Restate every entry word for word.

* * * * * * *

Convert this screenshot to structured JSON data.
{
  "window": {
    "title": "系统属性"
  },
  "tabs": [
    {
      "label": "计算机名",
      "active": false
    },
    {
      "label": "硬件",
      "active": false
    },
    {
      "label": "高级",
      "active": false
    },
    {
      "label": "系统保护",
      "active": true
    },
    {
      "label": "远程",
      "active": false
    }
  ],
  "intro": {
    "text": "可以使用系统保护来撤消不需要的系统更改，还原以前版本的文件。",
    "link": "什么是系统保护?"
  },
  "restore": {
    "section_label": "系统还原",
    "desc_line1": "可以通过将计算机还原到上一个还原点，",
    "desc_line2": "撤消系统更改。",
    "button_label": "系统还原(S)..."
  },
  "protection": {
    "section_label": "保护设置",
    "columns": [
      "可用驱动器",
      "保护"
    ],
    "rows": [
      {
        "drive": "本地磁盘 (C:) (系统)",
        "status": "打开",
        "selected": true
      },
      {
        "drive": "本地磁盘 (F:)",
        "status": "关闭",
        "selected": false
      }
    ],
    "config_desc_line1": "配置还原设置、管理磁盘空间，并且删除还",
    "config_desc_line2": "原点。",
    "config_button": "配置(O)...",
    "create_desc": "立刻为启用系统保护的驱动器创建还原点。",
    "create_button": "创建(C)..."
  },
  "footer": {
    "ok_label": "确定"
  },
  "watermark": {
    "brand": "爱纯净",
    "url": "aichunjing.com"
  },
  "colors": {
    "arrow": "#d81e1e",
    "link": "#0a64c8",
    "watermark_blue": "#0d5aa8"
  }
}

* * * * * * *

■ **FULL ANSWER**:
Convert this screenshot to structured JSON data.
{
  "window": {
    "title": "系统属性"
  },
  "tabs": [
    {
      "label": "计算机名",
      "active": false
    },
    {
      "label": "硬件",
      "active": false
    },
    {
      "label": "高级",
      "active": false
    },
    {
      "label": "系统保护",
      "active": true
    },
    {
      "label": "远程",
      "active": false
    }
  ],
  "intro": {
    "text": "可以使用系统保护来撤消不需要的系统更改，还原以前版本的文件。",
    "link": "什么是系统保护?"
  },
  "restore": {
    "section_label": "系统还原",
    "desc_line1": "可以通过将计算机还原到上一个还原点，",
    "desc_line2": "撤消系统更改。",
    "button_label": "系统还原(S)..."
  },
  "protection": {
    "section_label": "保护设置",
    "columns": [
      "可用驱动器",
      "保护"
    ],
    "rows": [
      {
        "drive": "本地磁盘 (C:) (系统)",
        "status": "打开",
        "selected": true
      },
      {
        "drive": "本地磁盘 (F:)",
        "status": "关闭",
        "selected": false
      }
    ],
    "config_desc_line1": "配置还原设置、管理磁盘空间，并且删除还",
    "config_desc_line2": "原点。",
    "config_button": "配置(O)...",
    "create_desc": "立刻为启用系统保护的驱动器创建还原点。",
    "create_button": "创建(C)..."
  },
  "footer": {
    "ok_label": "确定"
  },
  "watermark": {
    "brand": "爱纯净",
    "url": "aichunjing.com"
  },
  "colors": {
    "arrow": "#d81e1e",
    "link": "#0a64c8",
    "watermark_blue": "#0d5aa8"
  }
}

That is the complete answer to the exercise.